─── Records supplied ───

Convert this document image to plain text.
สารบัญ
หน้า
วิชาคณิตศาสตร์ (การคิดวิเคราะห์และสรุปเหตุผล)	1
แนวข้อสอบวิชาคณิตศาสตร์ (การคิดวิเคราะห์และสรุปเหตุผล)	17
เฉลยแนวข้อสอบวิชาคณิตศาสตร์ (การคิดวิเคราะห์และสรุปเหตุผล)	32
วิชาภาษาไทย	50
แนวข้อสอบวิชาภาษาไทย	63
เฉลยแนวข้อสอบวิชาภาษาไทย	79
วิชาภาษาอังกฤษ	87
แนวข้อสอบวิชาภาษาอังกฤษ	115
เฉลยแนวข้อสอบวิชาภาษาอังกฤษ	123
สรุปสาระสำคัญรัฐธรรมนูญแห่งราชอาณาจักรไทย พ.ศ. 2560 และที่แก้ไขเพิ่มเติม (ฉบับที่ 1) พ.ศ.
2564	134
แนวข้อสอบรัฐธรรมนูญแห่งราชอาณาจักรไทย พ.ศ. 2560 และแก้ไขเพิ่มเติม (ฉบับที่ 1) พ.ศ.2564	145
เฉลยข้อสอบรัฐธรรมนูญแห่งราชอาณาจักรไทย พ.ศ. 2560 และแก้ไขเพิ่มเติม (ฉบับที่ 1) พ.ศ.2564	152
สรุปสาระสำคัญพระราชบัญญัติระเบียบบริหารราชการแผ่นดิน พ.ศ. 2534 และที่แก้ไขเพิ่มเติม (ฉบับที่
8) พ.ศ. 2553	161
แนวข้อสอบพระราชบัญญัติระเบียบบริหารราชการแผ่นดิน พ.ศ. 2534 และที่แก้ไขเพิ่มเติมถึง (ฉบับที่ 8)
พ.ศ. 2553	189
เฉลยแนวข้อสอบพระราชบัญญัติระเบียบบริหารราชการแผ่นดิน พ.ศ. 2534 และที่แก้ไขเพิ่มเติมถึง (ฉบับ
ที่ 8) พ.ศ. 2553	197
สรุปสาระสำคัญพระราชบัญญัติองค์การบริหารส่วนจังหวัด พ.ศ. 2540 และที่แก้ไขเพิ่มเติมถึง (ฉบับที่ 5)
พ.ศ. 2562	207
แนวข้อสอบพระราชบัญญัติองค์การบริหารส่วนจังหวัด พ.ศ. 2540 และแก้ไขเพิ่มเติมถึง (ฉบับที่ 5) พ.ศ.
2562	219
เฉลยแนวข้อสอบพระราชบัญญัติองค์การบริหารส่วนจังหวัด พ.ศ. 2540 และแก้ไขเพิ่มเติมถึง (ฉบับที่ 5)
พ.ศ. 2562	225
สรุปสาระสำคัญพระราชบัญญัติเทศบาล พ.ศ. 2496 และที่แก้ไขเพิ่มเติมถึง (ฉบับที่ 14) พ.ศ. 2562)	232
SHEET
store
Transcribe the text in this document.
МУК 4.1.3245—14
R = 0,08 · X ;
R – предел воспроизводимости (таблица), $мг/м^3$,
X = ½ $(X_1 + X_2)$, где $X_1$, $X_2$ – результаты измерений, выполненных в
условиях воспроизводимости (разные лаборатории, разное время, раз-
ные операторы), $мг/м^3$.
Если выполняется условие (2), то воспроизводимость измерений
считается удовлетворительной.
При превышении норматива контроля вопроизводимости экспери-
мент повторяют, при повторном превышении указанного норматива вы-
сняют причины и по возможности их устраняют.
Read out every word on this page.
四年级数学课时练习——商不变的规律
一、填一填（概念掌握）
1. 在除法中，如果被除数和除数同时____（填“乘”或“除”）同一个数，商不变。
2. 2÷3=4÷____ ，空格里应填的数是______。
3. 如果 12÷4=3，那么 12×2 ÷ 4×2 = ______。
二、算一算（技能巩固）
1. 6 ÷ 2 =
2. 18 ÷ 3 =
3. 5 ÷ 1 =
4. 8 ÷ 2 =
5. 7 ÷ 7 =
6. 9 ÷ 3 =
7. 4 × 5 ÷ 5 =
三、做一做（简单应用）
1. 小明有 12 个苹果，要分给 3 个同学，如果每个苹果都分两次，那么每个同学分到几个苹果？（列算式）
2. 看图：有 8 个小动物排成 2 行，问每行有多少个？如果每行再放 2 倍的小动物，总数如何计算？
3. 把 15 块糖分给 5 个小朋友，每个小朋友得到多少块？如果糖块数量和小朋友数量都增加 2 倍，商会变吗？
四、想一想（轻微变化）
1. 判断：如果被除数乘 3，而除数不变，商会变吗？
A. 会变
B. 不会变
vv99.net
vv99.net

───

Task prompt | Tally every line of the listing that holds the string "อสอบว", then give the number by itself.

Exercise answer | 6